◆ **Prompt**
Search the listing for "structured" and copy every line where it appears.

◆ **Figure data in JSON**
#####

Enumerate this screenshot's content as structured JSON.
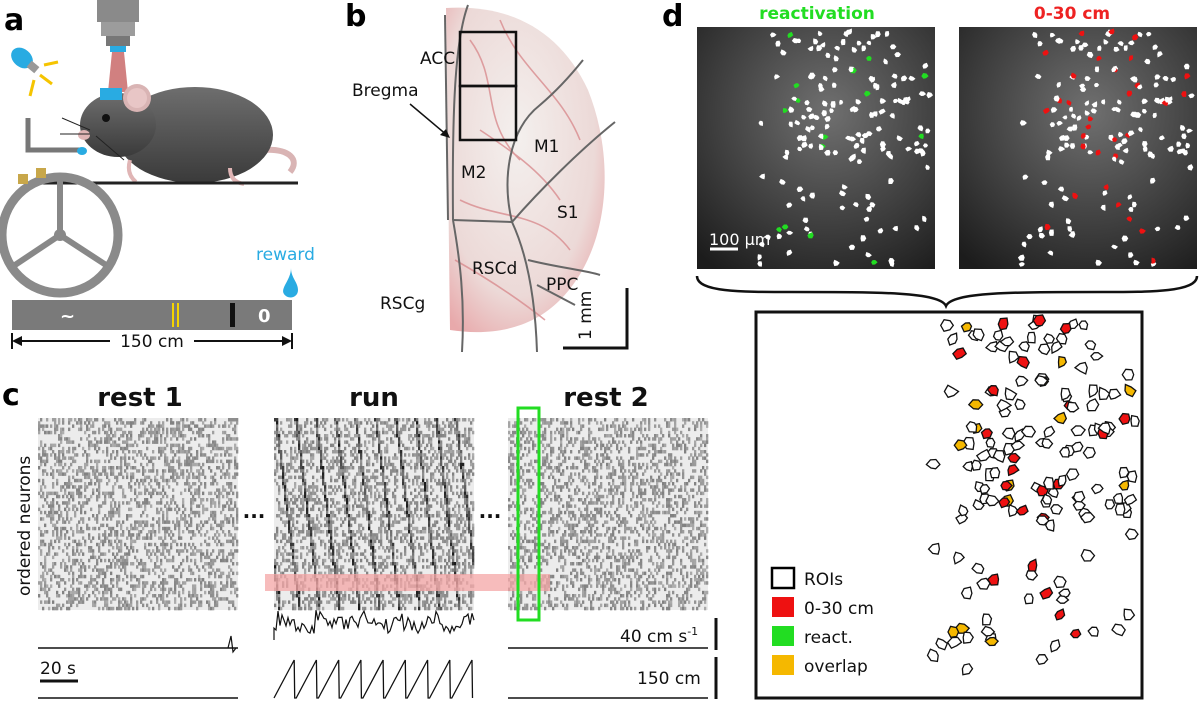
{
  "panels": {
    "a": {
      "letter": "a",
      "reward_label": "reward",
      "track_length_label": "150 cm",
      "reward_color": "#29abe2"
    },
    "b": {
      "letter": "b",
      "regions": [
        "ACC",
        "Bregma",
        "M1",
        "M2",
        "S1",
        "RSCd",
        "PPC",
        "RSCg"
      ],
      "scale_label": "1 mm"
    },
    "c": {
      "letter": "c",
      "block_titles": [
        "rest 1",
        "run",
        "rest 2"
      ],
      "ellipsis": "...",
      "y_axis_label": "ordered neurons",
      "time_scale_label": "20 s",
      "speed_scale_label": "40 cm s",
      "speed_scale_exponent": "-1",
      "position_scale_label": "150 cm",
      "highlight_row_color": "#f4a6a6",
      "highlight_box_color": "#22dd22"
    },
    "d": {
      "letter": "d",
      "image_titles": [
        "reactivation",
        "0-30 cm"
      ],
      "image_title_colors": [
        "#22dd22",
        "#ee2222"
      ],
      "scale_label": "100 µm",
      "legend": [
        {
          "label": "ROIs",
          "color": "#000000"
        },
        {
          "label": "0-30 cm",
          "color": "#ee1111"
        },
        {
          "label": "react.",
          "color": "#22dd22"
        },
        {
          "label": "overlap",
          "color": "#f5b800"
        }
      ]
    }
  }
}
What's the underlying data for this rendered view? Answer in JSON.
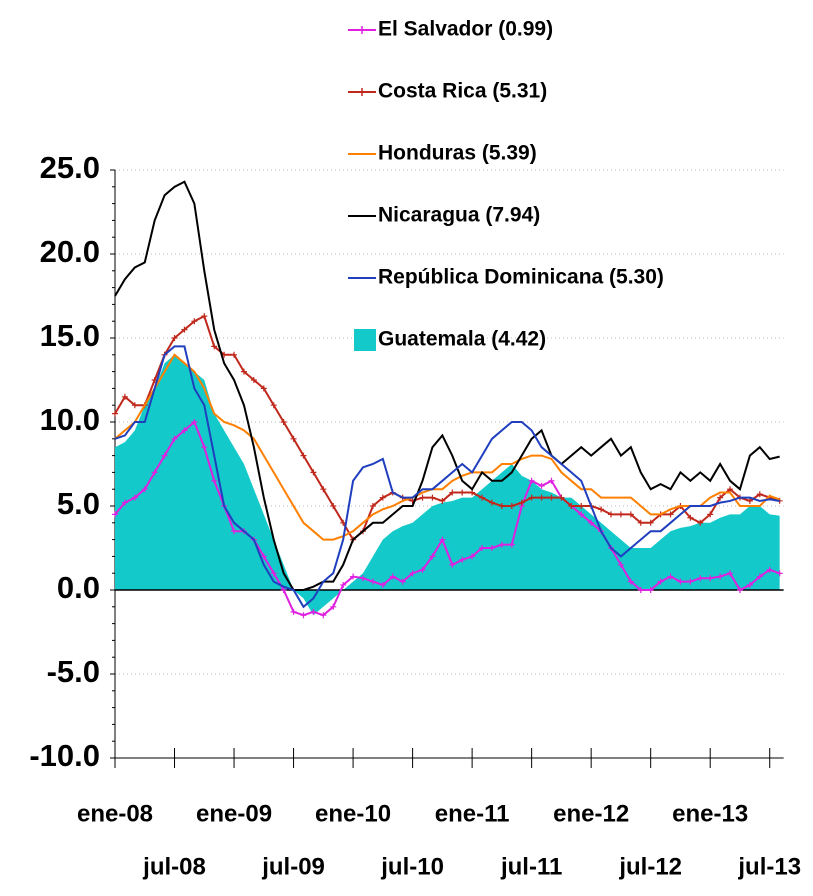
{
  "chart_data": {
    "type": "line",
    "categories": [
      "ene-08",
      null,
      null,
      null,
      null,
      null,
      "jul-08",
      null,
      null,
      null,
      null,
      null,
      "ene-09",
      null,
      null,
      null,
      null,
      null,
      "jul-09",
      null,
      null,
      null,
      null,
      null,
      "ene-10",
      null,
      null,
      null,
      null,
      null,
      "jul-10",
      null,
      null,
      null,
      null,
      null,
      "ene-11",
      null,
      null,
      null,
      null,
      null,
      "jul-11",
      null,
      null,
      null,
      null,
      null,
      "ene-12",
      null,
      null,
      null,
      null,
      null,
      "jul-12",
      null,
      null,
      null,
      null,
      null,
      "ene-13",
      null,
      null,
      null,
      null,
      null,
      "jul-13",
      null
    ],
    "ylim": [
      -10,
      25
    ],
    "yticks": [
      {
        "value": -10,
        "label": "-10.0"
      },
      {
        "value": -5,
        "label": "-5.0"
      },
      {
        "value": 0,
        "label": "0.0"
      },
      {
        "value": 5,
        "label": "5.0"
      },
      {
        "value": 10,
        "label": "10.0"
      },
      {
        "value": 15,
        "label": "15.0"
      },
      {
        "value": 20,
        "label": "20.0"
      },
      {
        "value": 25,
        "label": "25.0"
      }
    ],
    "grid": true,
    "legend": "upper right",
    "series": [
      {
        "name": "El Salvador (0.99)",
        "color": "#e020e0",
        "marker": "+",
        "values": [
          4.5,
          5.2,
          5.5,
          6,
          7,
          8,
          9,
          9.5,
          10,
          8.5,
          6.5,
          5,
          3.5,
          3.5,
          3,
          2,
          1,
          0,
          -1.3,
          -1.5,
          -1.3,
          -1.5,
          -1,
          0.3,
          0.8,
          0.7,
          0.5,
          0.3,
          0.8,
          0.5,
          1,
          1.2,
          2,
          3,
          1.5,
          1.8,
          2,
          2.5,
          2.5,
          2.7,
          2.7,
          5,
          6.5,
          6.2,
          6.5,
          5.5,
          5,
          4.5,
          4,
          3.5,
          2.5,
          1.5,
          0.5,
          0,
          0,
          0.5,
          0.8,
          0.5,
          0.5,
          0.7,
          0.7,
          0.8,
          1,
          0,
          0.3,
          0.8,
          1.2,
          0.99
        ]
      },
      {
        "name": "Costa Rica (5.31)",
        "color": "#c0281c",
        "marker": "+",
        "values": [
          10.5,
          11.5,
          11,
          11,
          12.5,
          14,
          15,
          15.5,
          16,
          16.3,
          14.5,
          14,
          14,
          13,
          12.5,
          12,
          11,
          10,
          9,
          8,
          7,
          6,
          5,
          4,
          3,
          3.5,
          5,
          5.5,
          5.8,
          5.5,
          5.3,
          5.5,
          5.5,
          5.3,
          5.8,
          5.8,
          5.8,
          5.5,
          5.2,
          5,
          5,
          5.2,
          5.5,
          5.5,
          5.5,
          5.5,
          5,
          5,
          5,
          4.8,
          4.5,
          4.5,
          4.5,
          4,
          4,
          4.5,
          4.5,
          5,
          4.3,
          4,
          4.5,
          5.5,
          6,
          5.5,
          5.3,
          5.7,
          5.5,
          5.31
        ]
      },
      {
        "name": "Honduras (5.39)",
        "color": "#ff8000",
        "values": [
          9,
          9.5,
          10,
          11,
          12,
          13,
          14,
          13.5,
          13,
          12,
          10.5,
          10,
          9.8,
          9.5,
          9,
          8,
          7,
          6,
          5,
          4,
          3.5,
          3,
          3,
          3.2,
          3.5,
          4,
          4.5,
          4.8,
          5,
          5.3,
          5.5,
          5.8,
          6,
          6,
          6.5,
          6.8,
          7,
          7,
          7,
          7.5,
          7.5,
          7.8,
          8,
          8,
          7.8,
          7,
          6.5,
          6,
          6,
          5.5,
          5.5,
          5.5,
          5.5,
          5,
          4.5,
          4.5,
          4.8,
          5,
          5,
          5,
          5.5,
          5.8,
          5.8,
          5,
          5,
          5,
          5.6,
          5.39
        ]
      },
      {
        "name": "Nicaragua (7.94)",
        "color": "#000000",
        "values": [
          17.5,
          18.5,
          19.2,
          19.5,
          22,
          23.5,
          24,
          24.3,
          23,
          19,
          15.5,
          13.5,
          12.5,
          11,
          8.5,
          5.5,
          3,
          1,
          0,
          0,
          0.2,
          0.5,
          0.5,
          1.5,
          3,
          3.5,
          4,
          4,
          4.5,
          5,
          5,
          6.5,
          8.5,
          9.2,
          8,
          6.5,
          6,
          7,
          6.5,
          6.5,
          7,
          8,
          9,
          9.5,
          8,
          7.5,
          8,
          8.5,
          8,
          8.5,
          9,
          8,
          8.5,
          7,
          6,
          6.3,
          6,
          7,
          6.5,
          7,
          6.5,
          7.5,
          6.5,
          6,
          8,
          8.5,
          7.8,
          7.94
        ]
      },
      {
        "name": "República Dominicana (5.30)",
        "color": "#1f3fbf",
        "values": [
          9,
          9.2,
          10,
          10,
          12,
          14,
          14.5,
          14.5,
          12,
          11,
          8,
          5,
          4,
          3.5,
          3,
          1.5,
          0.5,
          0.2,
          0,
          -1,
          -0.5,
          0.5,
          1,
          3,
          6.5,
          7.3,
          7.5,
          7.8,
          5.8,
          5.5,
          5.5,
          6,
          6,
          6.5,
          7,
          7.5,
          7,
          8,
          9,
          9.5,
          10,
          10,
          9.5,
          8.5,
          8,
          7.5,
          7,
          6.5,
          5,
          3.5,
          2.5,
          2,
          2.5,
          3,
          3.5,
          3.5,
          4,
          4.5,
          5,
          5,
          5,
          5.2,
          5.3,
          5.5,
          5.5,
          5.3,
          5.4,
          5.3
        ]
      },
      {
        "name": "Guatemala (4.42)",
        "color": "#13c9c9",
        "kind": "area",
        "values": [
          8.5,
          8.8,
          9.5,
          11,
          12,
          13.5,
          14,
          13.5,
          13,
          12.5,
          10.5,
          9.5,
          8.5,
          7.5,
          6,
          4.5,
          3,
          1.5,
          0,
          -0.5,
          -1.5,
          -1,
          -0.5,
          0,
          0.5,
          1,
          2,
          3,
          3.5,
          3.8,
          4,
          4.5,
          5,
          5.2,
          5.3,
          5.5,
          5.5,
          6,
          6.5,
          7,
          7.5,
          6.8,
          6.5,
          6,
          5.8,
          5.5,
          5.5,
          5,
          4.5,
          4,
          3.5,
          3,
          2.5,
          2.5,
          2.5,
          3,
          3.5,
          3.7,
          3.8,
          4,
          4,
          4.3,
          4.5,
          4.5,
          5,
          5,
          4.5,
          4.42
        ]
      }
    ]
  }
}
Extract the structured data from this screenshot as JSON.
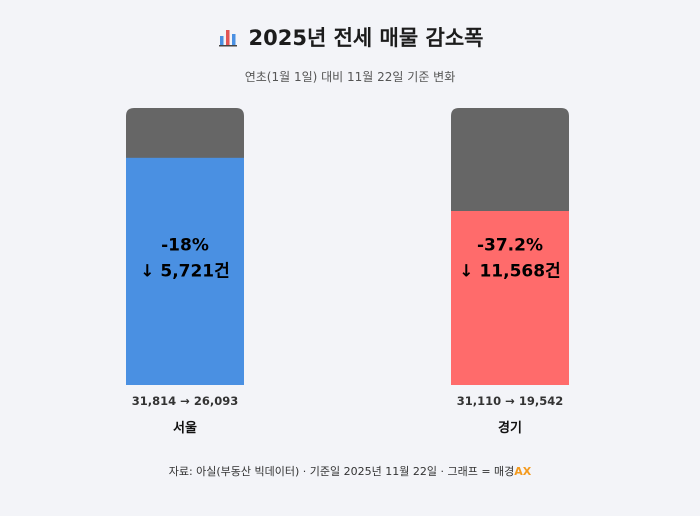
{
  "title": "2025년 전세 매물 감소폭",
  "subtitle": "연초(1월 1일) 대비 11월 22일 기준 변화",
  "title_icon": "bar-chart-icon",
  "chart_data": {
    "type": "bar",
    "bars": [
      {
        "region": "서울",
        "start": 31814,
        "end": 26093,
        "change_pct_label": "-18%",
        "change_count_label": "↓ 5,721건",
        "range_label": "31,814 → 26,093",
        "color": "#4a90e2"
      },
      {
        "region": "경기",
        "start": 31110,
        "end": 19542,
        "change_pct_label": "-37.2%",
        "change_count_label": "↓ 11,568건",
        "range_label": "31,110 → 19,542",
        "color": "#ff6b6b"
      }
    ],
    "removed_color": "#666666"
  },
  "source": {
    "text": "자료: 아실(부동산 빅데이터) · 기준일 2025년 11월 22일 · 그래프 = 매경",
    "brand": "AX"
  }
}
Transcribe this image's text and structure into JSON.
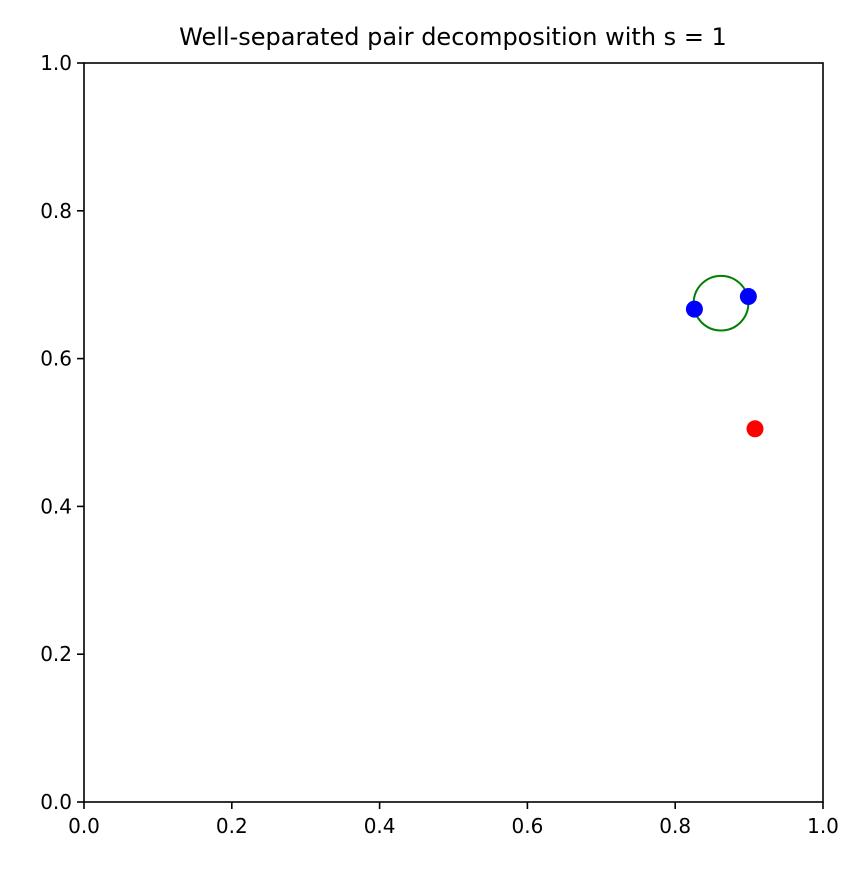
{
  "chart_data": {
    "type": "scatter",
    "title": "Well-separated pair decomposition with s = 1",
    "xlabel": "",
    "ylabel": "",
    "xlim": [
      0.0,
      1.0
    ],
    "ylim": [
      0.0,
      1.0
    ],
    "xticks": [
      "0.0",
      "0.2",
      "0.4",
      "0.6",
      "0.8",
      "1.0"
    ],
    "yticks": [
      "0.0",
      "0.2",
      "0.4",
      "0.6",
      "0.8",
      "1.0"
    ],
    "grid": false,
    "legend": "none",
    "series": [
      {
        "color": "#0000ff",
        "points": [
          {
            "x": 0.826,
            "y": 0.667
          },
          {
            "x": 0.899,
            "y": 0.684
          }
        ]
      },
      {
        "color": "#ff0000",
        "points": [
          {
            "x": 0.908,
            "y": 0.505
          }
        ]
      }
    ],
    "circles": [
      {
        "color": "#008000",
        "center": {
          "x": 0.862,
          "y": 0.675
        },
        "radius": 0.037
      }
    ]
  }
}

#####

◆ **Solution**
Enumerate this screenshot's content as structured JSON.
Extract the structured data from this screenshot as JSON.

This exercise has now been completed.